**Records:**
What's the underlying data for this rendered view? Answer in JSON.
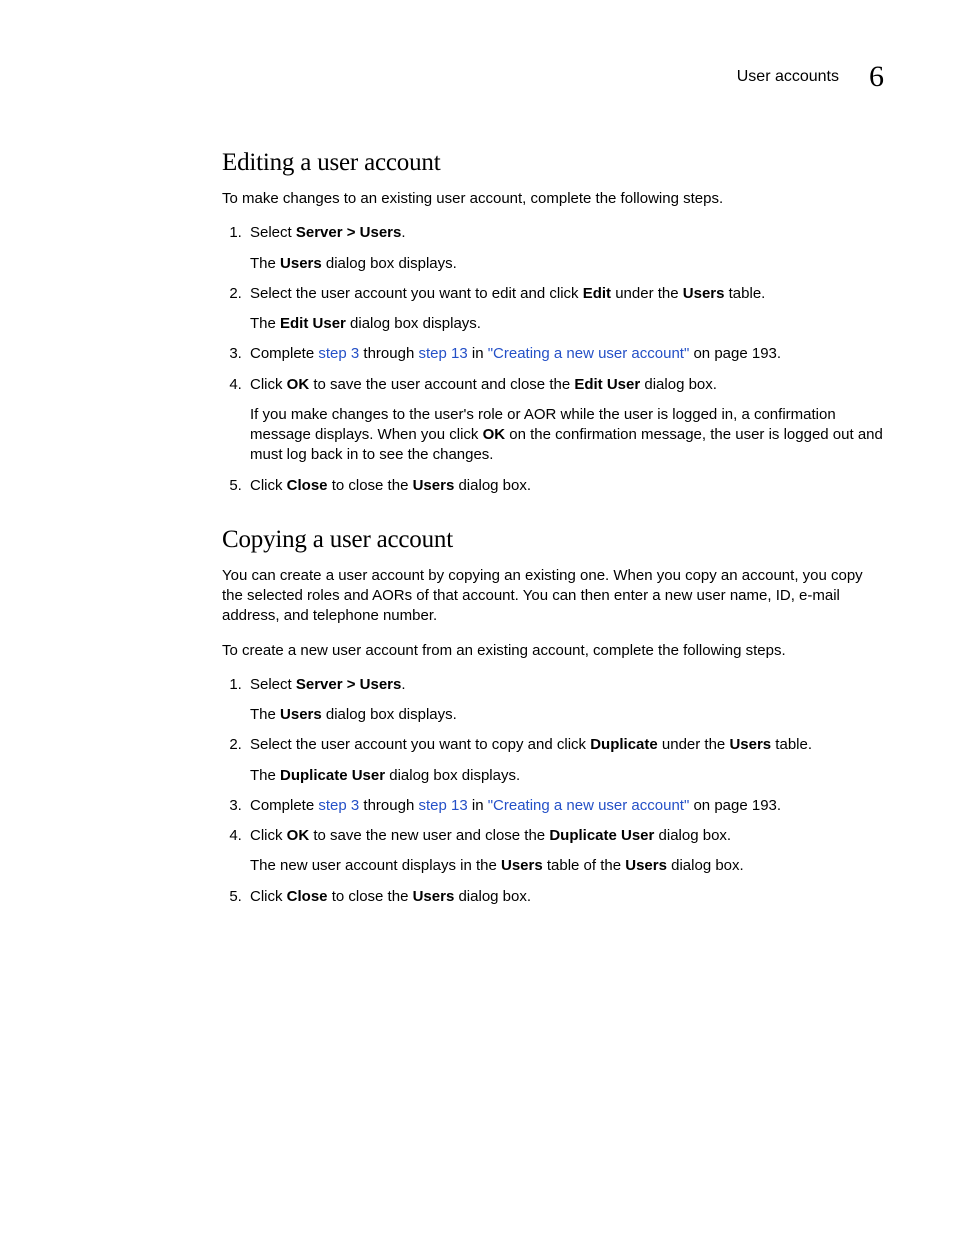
{
  "header": {
    "title": "User accounts",
    "chapter": "6"
  },
  "editing": {
    "title": "Editing a user account",
    "intro": "To make changes to an existing user account, complete the following steps.",
    "step1_a": "Select ",
    "step1_b": "Server > Users",
    "step1_c": ".",
    "step1_sub_a": "The ",
    "step1_sub_b": "Users",
    "step1_sub_c": " dialog box displays.",
    "step2_a": "Select the user account you want to edit and click ",
    "step2_b": "Edit",
    "step2_c": " under the ",
    "step2_d": "Users",
    "step2_e": " table.",
    "step2_sub_a": "The ",
    "step2_sub_b": "Edit User",
    "step2_sub_c": " dialog box displays.",
    "step3_a": "Complete ",
    "step3_link1": "step 3",
    "step3_b": " through ",
    "step3_link2": "step 13",
    "step3_c": " in ",
    "step3_link3": "\"Creating a new user account\"",
    "step3_d": " on page 193.",
    "step4_a": "Click ",
    "step4_b": "OK",
    "step4_c": " to save the user account and close the ",
    "step4_d": "Edit User",
    "step4_e": " dialog box.",
    "step4_sub_a": "If you make changes to the user's role or AOR while the user is logged in, a confirmation message displays. When you click ",
    "step4_sub_b": "OK",
    "step4_sub_c": " on the confirmation message, the user is logged out and must log back in to see the changes.",
    "step5_a": "Click ",
    "step5_b": "Close",
    "step5_c": " to close the ",
    "step5_d": "Users",
    "step5_e": " dialog box."
  },
  "copying": {
    "title": "Copying a user account",
    "intro1": "You can create a user account by copying an existing one. When you copy an account, you copy the selected roles and AORs of that account. You can then enter a new user name, ID, e-mail address, and telephone number.",
    "intro2": "To create a new user account from an existing account, complete the following steps.",
    "step1_a": "Select ",
    "step1_b": "Server > Users",
    "step1_c": ".",
    "step1_sub_a": "The ",
    "step1_sub_b": "Users",
    "step1_sub_c": " dialog box displays.",
    "step2_a": "Select the user account you want to copy and click ",
    "step2_b": "Duplicate",
    "step2_c": " under the ",
    "step2_d": "Users",
    "step2_e": " table.",
    "step2_sub_a": "The ",
    "step2_sub_b": "Duplicate User",
    "step2_sub_c": " dialog box displays.",
    "step3_a": "Complete ",
    "step3_link1": "step 3",
    "step3_b": " through ",
    "step3_link2": "step 13",
    "step3_c": " in ",
    "step3_link3": "\"Creating a new user account\"",
    "step3_d": " on page 193.",
    "step4_a": "Click ",
    "step4_b": "OK",
    "step4_c": " to save the new user and close the ",
    "step4_d": "Duplicate User",
    "step4_e": " dialog box.",
    "step4_sub_a": "The new user account displays in the ",
    "step4_sub_b": "Users",
    "step4_sub_c": " table of the ",
    "step4_sub_d": "Users",
    "step4_sub_e": " dialog box.",
    "step5_a": "Click ",
    "step5_b": "Close",
    "step5_c": " to close the ",
    "step5_d": "Users",
    "step5_e": " dialog box."
  }
}
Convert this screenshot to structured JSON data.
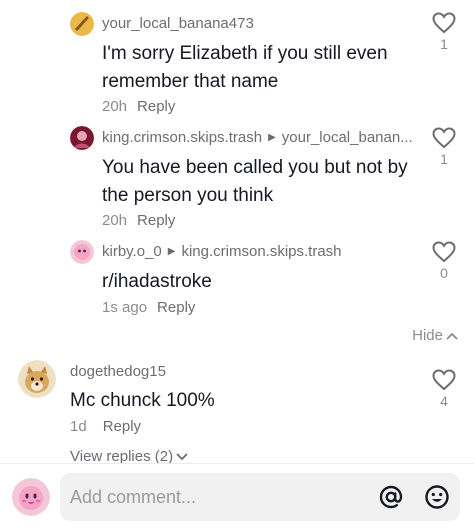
{
  "comments": [
    {
      "username": "your_local_banana473",
      "reply_to": "",
      "text_lines": [
        "I'm sorry Elizabeth if you still even",
        "remember that name"
      ],
      "time": "20h",
      "reply_label": "Reply",
      "likes": "1"
    },
    {
      "username": "king.crimson.skips.trash",
      "reply_to": "your_local_banan...",
      "text_lines": [
        "You have been called you but not by",
        "the person you think"
      ],
      "time": "20h",
      "reply_label": "Reply",
      "likes": "1"
    },
    {
      "username": "kirby.o_0",
      "reply_to": "king.crimson.skips.trash",
      "text_lines": [
        "r/ihadastroke"
      ],
      "time": "1s ago",
      "reply_label": "Reply",
      "likes": "0"
    },
    {
      "username": "dogethedog15",
      "reply_to": "",
      "text_lines": [
        "Mc chunck 100%"
      ],
      "time": "1d",
      "reply_label": "Reply",
      "likes": "4"
    }
  ],
  "hide_label": "Hide",
  "view_replies_label": "View replies (2)",
  "composer": {
    "placeholder": "Add comment...",
    "mention_icon": "at-icon",
    "emoji_icon": "emoji-icon"
  },
  "icons": {
    "like": "heart-outline-icon",
    "reply_arrow": "triangle-right-icon",
    "chevron_up": "chevron-up-icon",
    "chevron_down": "chevron-down-icon"
  },
  "colors": {
    "text_primary": "#161823",
    "text_secondary": "#8a8b91",
    "input_bg": "#f1f1f2"
  }
}
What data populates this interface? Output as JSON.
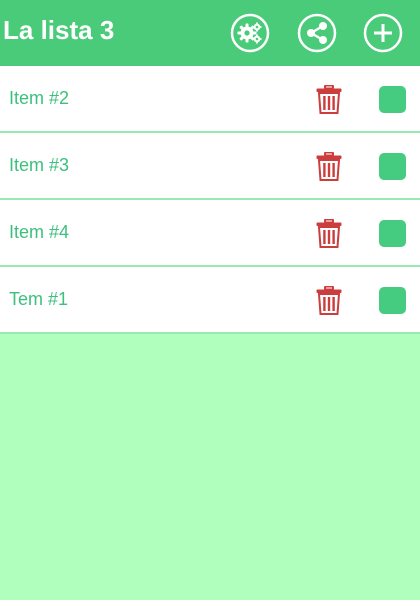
{
  "app_bar": {
    "title": "La lista 3",
    "background_color": "#4acb79",
    "actions": [
      {
        "name": "settings",
        "icon": "gears-icon"
      },
      {
        "name": "share",
        "icon": "share-icon"
      },
      {
        "name": "add",
        "icon": "plus-icon"
      }
    ]
  },
  "items": [
    {
      "label": "Item #2",
      "checked": false
    },
    {
      "label": "Item #3",
      "checked": false
    },
    {
      "label": "Item #4",
      "checked": false
    },
    {
      "label": "Tem #1",
      "checked": false
    }
  ],
  "icons": {
    "delete": "trash-icon",
    "checkbox": "checkbox-square"
  },
  "colors": {
    "accent": "#4acb79",
    "item_text": "#3dc07e",
    "trash": "#cc3d3d",
    "checkbox": "#45cc80",
    "background": "#b1ffbd",
    "divider": "#9ae8b4"
  }
}
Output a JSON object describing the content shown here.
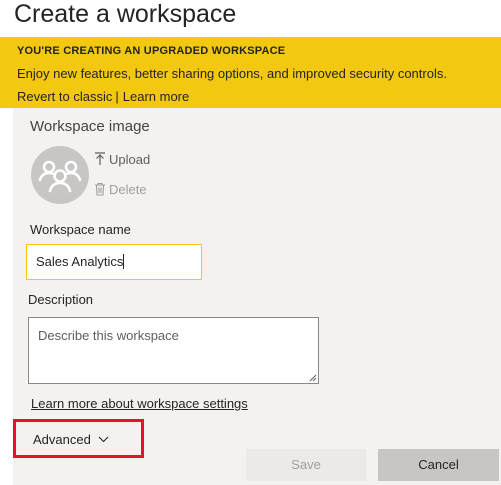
{
  "dialog": {
    "title": "Create a workspace"
  },
  "banner": {
    "heading": "YOU'RE CREATING AN UPGRADED WORKSPACE",
    "body": "Enjoy new features, better sharing options, and improved security controls.",
    "revert_link": "Revert to classic",
    "separator": "|",
    "learn_more_link": "Learn more",
    "color": "#f2c811"
  },
  "workspace_image": {
    "label": "Workspace image",
    "upload_label": "Upload",
    "delete_label": "Delete",
    "avatar_icon": "group-people-icon"
  },
  "workspace_name": {
    "label": "Workspace name",
    "value": "Sales Analytics"
  },
  "description": {
    "label": "Description",
    "placeholder": "Describe this workspace"
  },
  "learn_settings_link": "Learn more about workspace settings",
  "advanced": {
    "label": "Advanced",
    "highlight_color": "#e8112d"
  },
  "buttons": {
    "save": "Save",
    "cancel": "Cancel"
  }
}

**Prompt:**
Give the number of lines in the records that contain the string "make", and nothing besides.

**Solution for this exercise:**
2